What you will do:
Write every record out again exactly, and keep images out of it.

(Some records)
########
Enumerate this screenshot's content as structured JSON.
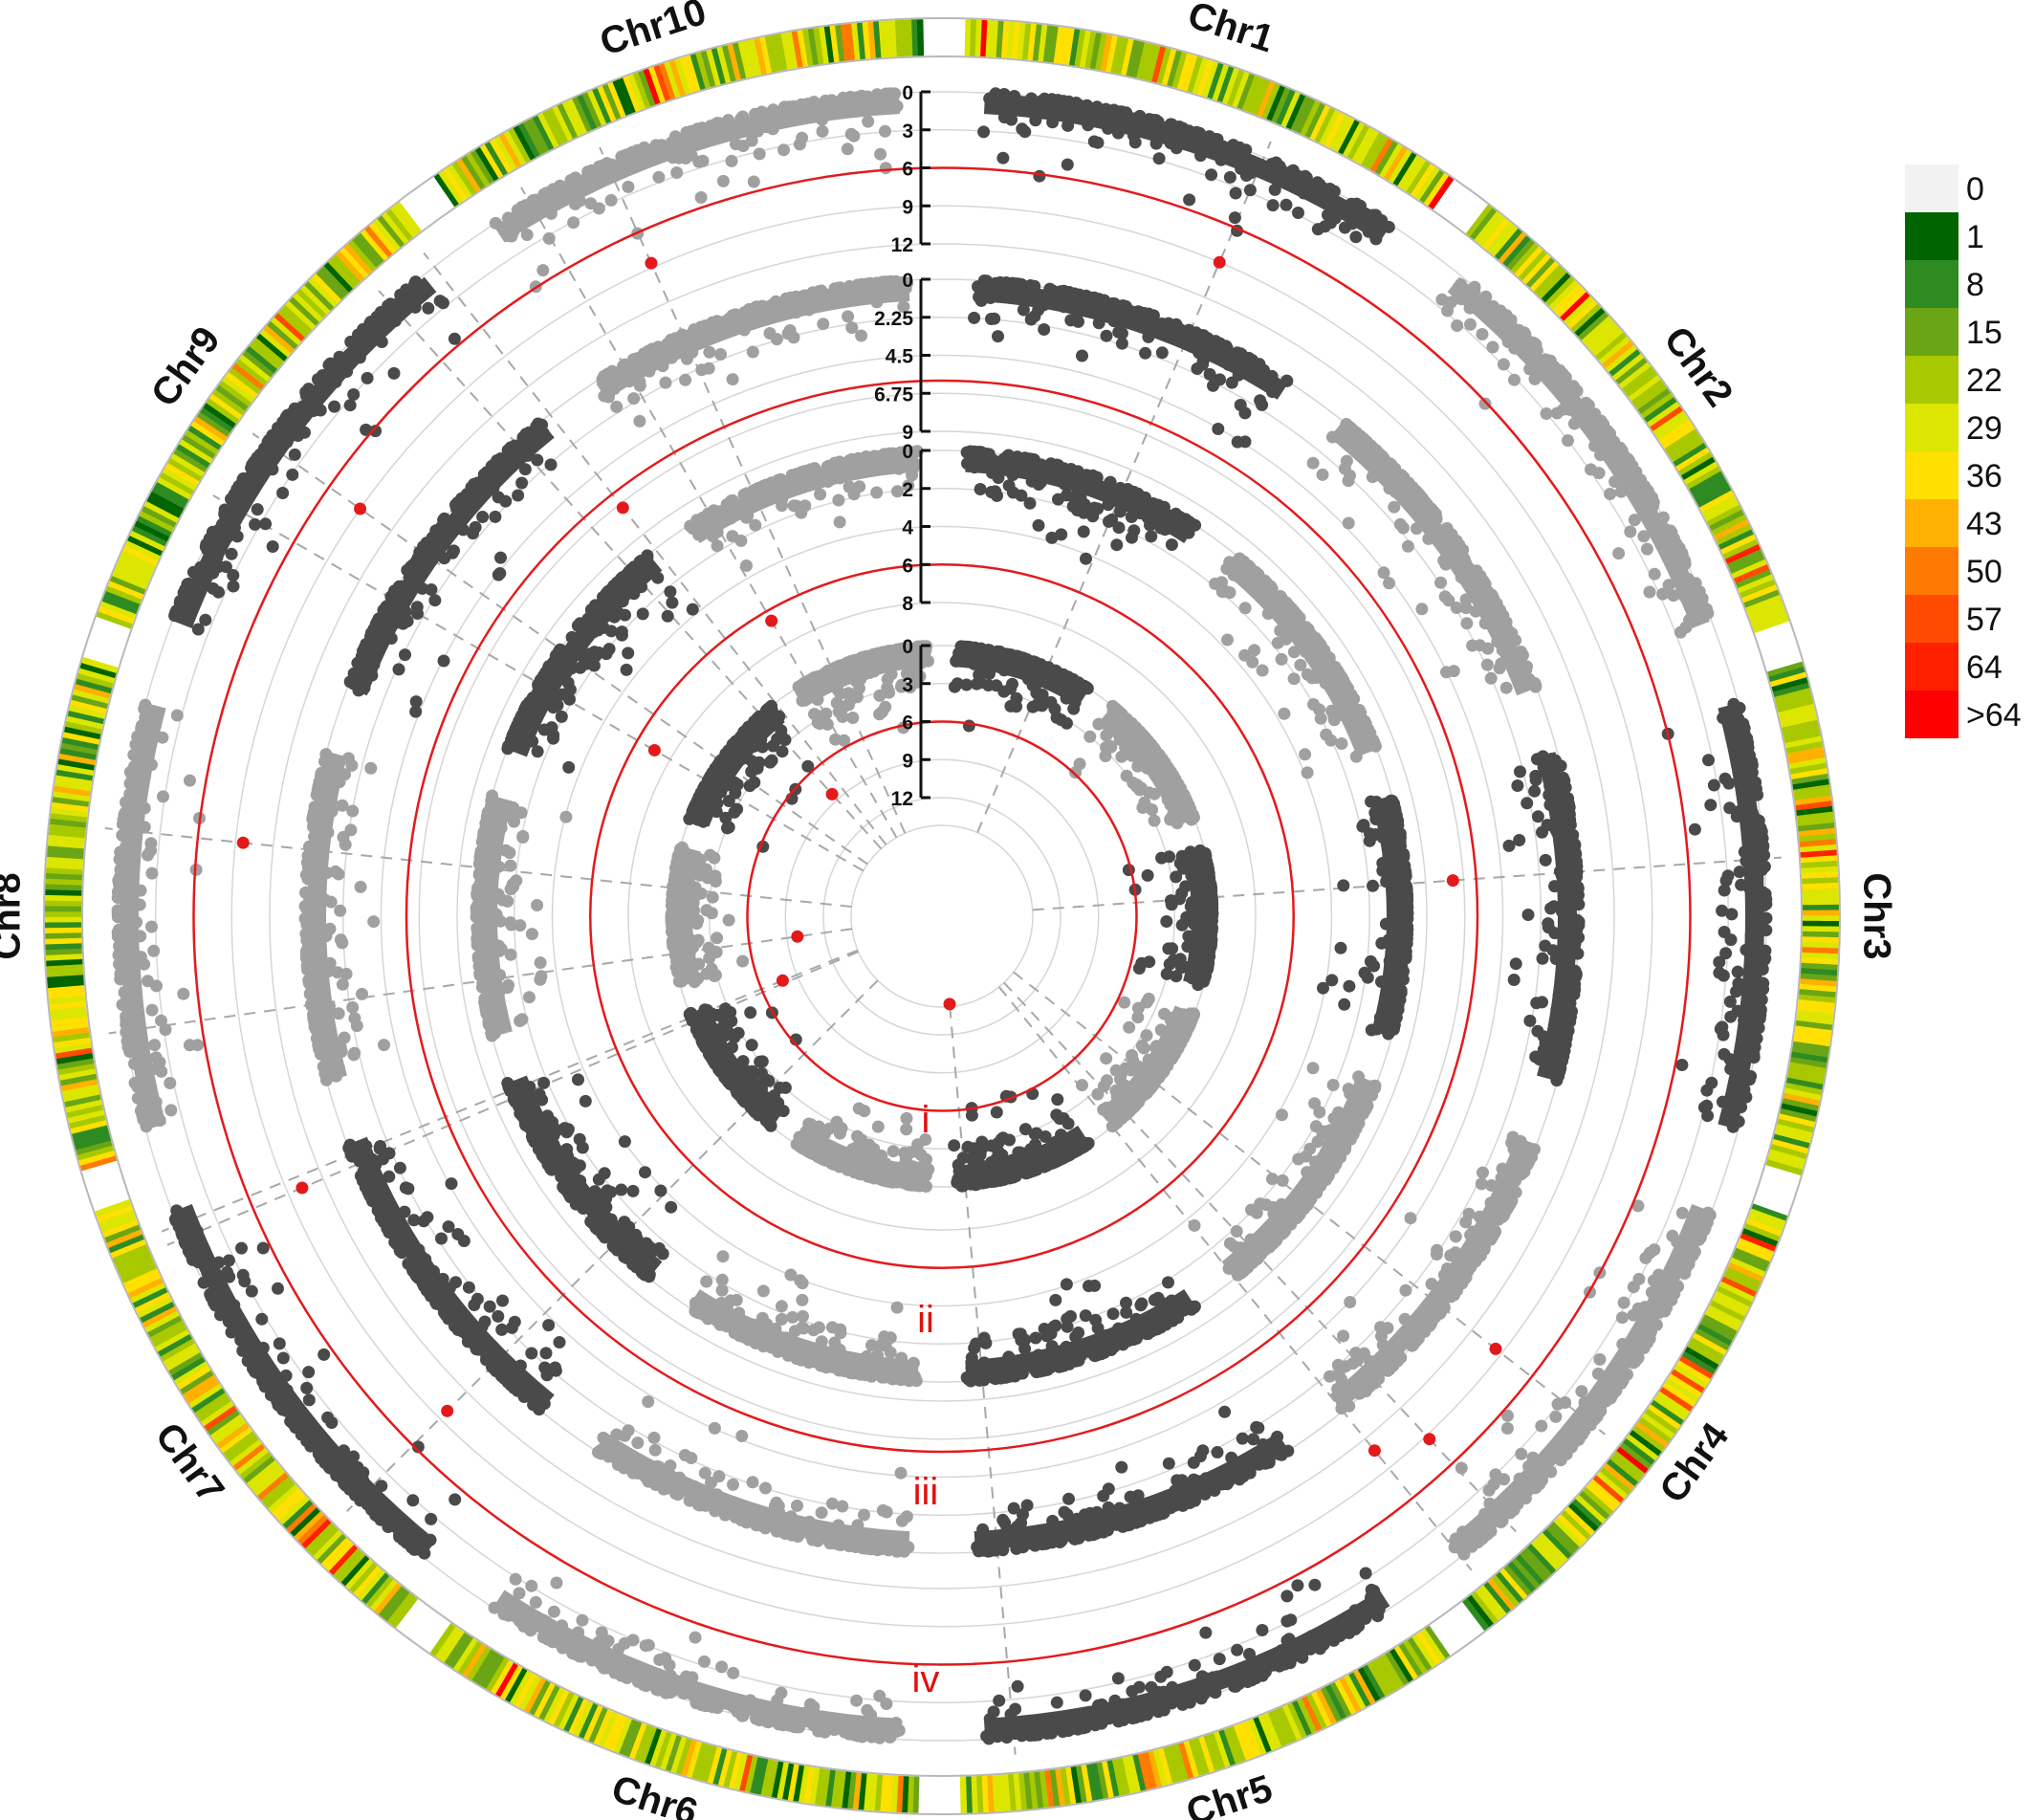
{
  "chart_data": {
    "type": "scatter",
    "title": "",
    "chromosomes": [
      "Chr1",
      "Chr2",
      "Chr3",
      "Chr4",
      "Chr5",
      "Chr6",
      "Chr7",
      "Chr8",
      "Chr9",
      "Chr10"
    ],
    "rings": [
      {
        "label": "iv",
        "ticks": [
          "0",
          "3",
          "6",
          "9",
          "12"
        ],
        "threshold": 6
      },
      {
        "label": "iii",
        "ticks": [
          "0",
          "2.25",
          "4.5",
          "6.75",
          "9"
        ],
        "threshold": 6
      },
      {
        "label": "ii",
        "ticks": [
          "0",
          "2",
          "4",
          "6",
          "8"
        ],
        "threshold": 6
      },
      {
        "label": "i",
        "ticks": [
          "0",
          "3",
          "6",
          "9",
          "12"
        ],
        "threshold": 6
      }
    ],
    "legend": {
      "placement": "right",
      "entries": [
        {
          "label": "0",
          "color": "#f2f2f2"
        },
        {
          "label": "1",
          "color": "#006400"
        },
        {
          "label": "8",
          "color": "#2e8b22"
        },
        {
          "label": "15",
          "color": "#6aa515"
        },
        {
          "label": "22",
          "color": "#a8c800"
        },
        {
          "label": "29",
          "color": "#dde600"
        },
        {
          "label": "36",
          "color": "#ffe000"
        },
        {
          "label": "43",
          "color": "#ffb000"
        },
        {
          "label": "50",
          "color": "#ff7a00"
        },
        {
          "label": "57",
          "color": "#ff4a00"
        },
        {
          "label": "64",
          "color": "#ff2000"
        },
        {
          "label": ">64",
          "color": "#ff0000"
        }
      ]
    },
    "colors": {
      "dark": "#4a4a4a",
      "light": "#a0a0a0",
      "threshold": "#e31a1c",
      "grid": "#d6d6d6",
      "highlight": "#e31a1c"
    }
  }
}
########
Answer to this exercise:
Enumerate this screenshot's content as structured JSON.
{
  "chart_data": {
    "type": "scatter",
    "title": "",
    "chromosomes": [
      "Chr1",
      "Chr2",
      "Chr3",
      "Chr4",
      "Chr5",
      "Chr6",
      "Chr7",
      "Chr8",
      "Chr9",
      "Chr10"
    ],
    "rings": [
      {
        "label": "iv",
        "ticks": [
          "0",
          "3",
          "6",
          "9",
          "12"
        ],
        "threshold": 6
      },
      {
        "label": "iii",
        "ticks": [
          "0",
          "2.25",
          "4.5",
          "6.75",
          "9"
        ],
        "threshold": 6
      },
      {
        "label": "ii",
        "ticks": [
          "0",
          "2",
          "4",
          "6",
          "8"
        ],
        "threshold": 6
      },
      {
        "label": "i",
        "ticks": [
          "0",
          "3",
          "6",
          "9",
          "12"
        ],
        "threshold": 6
      }
    ],
    "legend": {
      "placement": "right",
      "entries": [
        {
          "label": "0",
          "color": "#f2f2f2"
        },
        {
          "label": "1",
          "color": "#006400"
        },
        {
          "label": "8",
          "color": "#2e8b22"
        },
        {
          "label": "15",
          "color": "#6aa515"
        },
        {
          "label": "22",
          "color": "#a8c800"
        },
        {
          "label": "29",
          "color": "#dde600"
        },
        {
          "label": "36",
          "color": "#ffe000"
        },
        {
          "label": "43",
          "color": "#ffb000"
        },
        {
          "label": "50",
          "color": "#ff7a00"
        },
        {
          "label": "57",
          "color": "#ff4a00"
        },
        {
          "label": "64",
          "color": "#ff2000"
        },
        {
          "label": ">64",
          "color": "#ff0000"
        }
      ]
    },
    "colors": {
      "dark": "#4a4a4a",
      "light": "#a0a0a0",
      "threshold": "#e31a1c",
      "grid": "#d6d6d6",
      "highlight": "#e31a1c"
    }
  }
}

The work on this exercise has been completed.